DATASET RECORDS:
==================================================
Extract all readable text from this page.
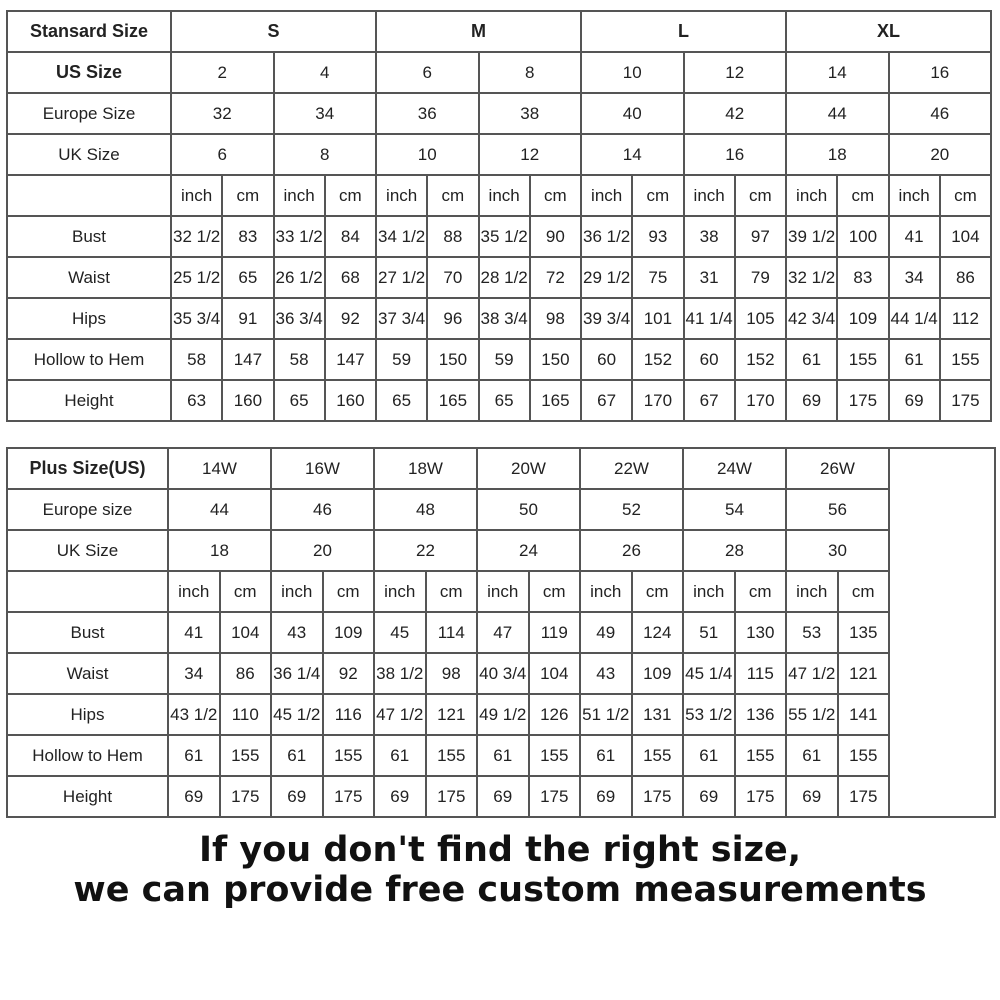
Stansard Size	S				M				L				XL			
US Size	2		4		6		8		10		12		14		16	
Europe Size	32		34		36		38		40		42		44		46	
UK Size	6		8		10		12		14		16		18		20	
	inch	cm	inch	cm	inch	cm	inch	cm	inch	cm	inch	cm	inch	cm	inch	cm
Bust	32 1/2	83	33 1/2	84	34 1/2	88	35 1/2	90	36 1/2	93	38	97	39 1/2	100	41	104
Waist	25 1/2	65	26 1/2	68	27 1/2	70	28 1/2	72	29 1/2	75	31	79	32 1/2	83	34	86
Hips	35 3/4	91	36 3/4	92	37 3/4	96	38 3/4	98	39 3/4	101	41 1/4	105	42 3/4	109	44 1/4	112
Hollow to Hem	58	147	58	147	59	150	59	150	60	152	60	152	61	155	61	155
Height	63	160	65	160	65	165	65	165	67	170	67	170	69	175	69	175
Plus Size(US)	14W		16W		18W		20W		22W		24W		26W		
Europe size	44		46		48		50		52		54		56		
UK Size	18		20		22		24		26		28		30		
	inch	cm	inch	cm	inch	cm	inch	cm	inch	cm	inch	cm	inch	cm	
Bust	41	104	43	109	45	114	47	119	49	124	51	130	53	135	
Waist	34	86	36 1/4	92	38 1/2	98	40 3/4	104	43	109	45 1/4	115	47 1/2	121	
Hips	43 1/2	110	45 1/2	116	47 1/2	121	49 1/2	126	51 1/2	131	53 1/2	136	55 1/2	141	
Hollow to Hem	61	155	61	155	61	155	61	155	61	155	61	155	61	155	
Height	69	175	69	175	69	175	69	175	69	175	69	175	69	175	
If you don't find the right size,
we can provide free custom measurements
==================================================
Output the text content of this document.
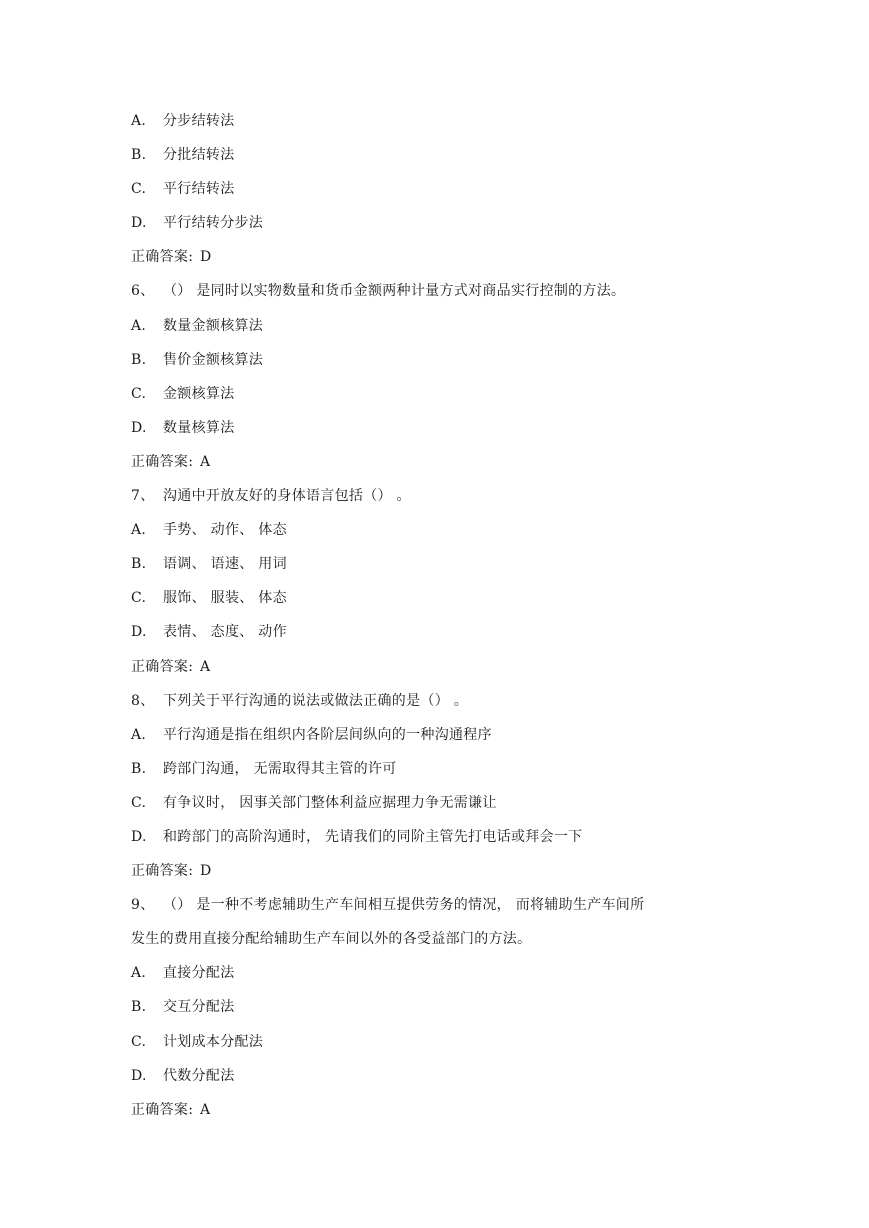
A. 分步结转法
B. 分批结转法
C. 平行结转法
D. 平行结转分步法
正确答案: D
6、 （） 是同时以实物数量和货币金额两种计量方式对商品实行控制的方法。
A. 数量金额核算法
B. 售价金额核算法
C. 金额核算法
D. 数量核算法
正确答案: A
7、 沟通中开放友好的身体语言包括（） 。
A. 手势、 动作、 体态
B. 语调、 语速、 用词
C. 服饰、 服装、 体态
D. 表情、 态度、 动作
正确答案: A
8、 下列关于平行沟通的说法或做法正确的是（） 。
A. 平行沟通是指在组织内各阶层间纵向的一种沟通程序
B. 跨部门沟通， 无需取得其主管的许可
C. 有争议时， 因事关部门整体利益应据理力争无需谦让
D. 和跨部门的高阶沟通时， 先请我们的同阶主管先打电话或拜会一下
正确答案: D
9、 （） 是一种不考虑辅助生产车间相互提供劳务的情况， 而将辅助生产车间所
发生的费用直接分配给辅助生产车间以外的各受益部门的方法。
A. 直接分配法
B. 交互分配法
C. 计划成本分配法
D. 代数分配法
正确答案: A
==================================================
YOUR INSTRUCTIONS: Pick each line holding the word "inch" out of the data and copy it.

EXERCISE RESULT:
	inch	cm	inch	cm	inch	cm	inch	cm	inch	cm	inch	cm	inch	cm	inch	cm
	inch	cm	inch	cm	inch	cm	inch	cm	inch	cm	inch	cm	inch	cm	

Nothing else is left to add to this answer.